Objective :: Write out the whole listing again, exactly.

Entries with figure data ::
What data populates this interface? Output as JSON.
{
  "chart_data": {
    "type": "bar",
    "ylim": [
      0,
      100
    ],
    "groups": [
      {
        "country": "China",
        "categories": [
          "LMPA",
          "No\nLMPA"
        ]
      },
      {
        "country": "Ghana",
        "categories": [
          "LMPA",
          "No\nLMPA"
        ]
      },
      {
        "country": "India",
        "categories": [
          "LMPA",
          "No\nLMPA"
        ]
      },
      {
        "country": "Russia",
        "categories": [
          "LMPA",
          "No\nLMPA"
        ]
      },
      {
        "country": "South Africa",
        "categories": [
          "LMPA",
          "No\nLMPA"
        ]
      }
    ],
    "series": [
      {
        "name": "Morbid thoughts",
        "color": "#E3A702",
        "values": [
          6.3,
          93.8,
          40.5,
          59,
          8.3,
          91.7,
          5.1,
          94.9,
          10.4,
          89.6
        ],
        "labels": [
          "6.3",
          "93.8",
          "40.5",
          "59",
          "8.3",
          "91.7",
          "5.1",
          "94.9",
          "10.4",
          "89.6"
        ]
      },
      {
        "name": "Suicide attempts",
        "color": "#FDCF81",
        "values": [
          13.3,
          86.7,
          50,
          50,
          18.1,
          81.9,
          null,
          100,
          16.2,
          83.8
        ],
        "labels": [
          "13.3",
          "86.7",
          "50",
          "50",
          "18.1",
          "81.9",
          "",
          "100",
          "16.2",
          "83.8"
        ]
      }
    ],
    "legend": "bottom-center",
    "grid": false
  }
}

Exercise answer ::
What data populates this interface? Output as JSON.
{
  "chart_data": {
    "type": "bar",
    "ylim": [
      0,
      100
    ],
    "groups": [
      {
        "country": "China",
        "categories": [
          "LMPA",
          "No\nLMPA"
        ]
      },
      {
        "country": "Ghana",
        "categories": [
          "LMPA",
          "No\nLMPA"
        ]
      },
      {
        "country": "India",
        "categories": [
          "LMPA",
          "No\nLMPA"
        ]
      },
      {
        "country": "Russia",
        "categories": [
          "LMPA",
          "No\nLMPA"
        ]
      },
      {
        "country": "South Africa",
        "categories": [
          "LMPA",
          "No\nLMPA"
        ]
      }
    ],
    "series": [
      {
        "name": "Morbid thoughts",
        "color": "#E3A702",
        "values": [
          6.3,
          93.8,
          40.5,
          59,
          8.3,
          91.7,
          5.1,
          94.9,
          10.4,
          89.6
        ],
        "labels": [
          "6.3",
          "93.8",
          "40.5",
          "59",
          "8.3",
          "91.7",
          "5.1",
          "94.9",
          "10.4",
          "89.6"
        ]
      },
      {
        "name": "Suicide attempts",
        "color": "#FDCF81",
        "values": [
          13.3,
          86.7,
          50,
          50,
          18.1,
          81.9,
          null,
          100,
          16.2,
          83.8
        ],
        "labels": [
          "13.3",
          "86.7",
          "50",
          "50",
          "18.1",
          "81.9",
          "",
          "100",
          "16.2",
          "83.8"
        ]
      }
    ],
    "legend": "bottom-center",
    "grid": false
  }
}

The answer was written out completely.